* The data:
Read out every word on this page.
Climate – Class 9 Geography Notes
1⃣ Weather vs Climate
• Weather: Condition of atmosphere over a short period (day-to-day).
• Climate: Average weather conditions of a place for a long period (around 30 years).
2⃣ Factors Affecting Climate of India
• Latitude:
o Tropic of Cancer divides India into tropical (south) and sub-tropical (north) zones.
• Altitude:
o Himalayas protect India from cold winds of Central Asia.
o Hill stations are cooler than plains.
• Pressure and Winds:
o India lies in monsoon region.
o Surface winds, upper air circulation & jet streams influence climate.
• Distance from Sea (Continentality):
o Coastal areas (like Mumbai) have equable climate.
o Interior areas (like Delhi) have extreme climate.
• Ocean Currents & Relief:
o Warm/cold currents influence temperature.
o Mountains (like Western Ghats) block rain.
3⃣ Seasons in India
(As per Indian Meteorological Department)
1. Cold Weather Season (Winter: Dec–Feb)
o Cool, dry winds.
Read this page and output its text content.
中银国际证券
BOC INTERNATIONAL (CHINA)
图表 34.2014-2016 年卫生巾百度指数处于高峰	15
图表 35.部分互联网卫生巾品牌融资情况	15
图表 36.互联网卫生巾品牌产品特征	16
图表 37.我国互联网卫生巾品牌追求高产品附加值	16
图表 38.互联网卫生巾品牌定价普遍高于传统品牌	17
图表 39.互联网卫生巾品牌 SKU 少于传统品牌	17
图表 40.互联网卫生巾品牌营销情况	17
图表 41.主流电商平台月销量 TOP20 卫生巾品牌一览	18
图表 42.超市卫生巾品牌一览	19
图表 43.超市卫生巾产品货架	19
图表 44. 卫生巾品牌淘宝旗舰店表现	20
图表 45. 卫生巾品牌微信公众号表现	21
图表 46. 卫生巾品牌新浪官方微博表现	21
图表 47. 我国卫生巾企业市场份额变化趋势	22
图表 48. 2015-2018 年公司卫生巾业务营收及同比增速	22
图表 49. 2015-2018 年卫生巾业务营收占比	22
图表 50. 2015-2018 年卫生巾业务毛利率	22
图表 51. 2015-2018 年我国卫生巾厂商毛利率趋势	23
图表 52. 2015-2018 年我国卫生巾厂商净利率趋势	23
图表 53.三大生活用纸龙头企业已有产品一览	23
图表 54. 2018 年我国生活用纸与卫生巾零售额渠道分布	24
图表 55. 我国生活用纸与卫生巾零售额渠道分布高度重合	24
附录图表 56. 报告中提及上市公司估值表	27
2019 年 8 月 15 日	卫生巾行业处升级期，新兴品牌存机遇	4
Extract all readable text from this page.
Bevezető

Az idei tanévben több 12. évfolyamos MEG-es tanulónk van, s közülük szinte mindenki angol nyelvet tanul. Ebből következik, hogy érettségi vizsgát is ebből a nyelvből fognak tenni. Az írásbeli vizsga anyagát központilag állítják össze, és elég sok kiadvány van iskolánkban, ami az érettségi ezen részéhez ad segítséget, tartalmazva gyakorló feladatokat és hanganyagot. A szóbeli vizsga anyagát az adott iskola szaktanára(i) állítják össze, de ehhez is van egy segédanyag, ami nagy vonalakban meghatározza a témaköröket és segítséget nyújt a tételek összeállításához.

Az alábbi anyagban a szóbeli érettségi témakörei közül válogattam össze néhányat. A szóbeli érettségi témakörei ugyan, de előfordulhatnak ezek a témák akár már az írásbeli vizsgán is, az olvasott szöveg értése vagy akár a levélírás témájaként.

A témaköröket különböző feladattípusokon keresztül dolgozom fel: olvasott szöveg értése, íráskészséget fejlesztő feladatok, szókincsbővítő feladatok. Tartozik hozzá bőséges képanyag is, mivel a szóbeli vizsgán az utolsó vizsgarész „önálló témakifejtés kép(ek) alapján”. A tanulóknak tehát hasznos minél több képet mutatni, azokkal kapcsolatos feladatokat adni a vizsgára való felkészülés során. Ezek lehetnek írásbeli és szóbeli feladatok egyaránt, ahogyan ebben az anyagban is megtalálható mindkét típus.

* Problem to work on:
Give the lines from the one containing "Extract all readable text from this page." through the end of the entries again, exactly as written and with no other lines.

* Answer:
Extract all readable text from this page.
Bevezető

Az idei tanévben több 12. évfolyamos MEG-es tanulónk van, s közülük szinte mindenki angol nyelvet tanul. Ebből következik, hogy érettségi vizsgát is ebből a nyelvből fognak tenni. Az írásbeli vizsga anyagát központilag állítják össze, és elég sok kiadvány van iskolánkban, ami az érettségi ezen részéhez ad segítséget, tartalmazva gyakorló feladatokat és hanganyagot. A szóbeli vizsga anyagát az adott iskola szaktanára(i) állítják össze, de ehhez is van egy segédanyag, ami nagy vonalakban meghatározza a témaköröket és segítséget nyújt a tételek összeállításához.

Az alábbi anyagban a szóbeli érettségi témakörei közül válogattam össze néhányat. A szóbeli érettségi témakörei ugyan, de előfordulhatnak ezek a témák akár már az írásbeli vizsgán is, az olvasott szöveg értése vagy akár a levélírás témájaként.

A témaköröket különböző feladattípusokon keresztül dolgozom fel: olvasott szöveg értése, íráskészséget fejlesztő feladatok, szókincsbővítő feladatok. Tartozik hozzá bőséges képanyag is, mivel a szóbeli vizsgán az utolsó vizsgarész „önálló témakifejtés kép(ek) alapján”. A tanulóknak tehát hasznos minél több képet mutatni, azokkal kapcsolatos feladatokat adni a vizsgára való felkészülés során. Ezek lehetnek írásbeli és szóbeli feladatok egyaránt, ahogyan ebben az anyagban is megtalálható mindkét típus.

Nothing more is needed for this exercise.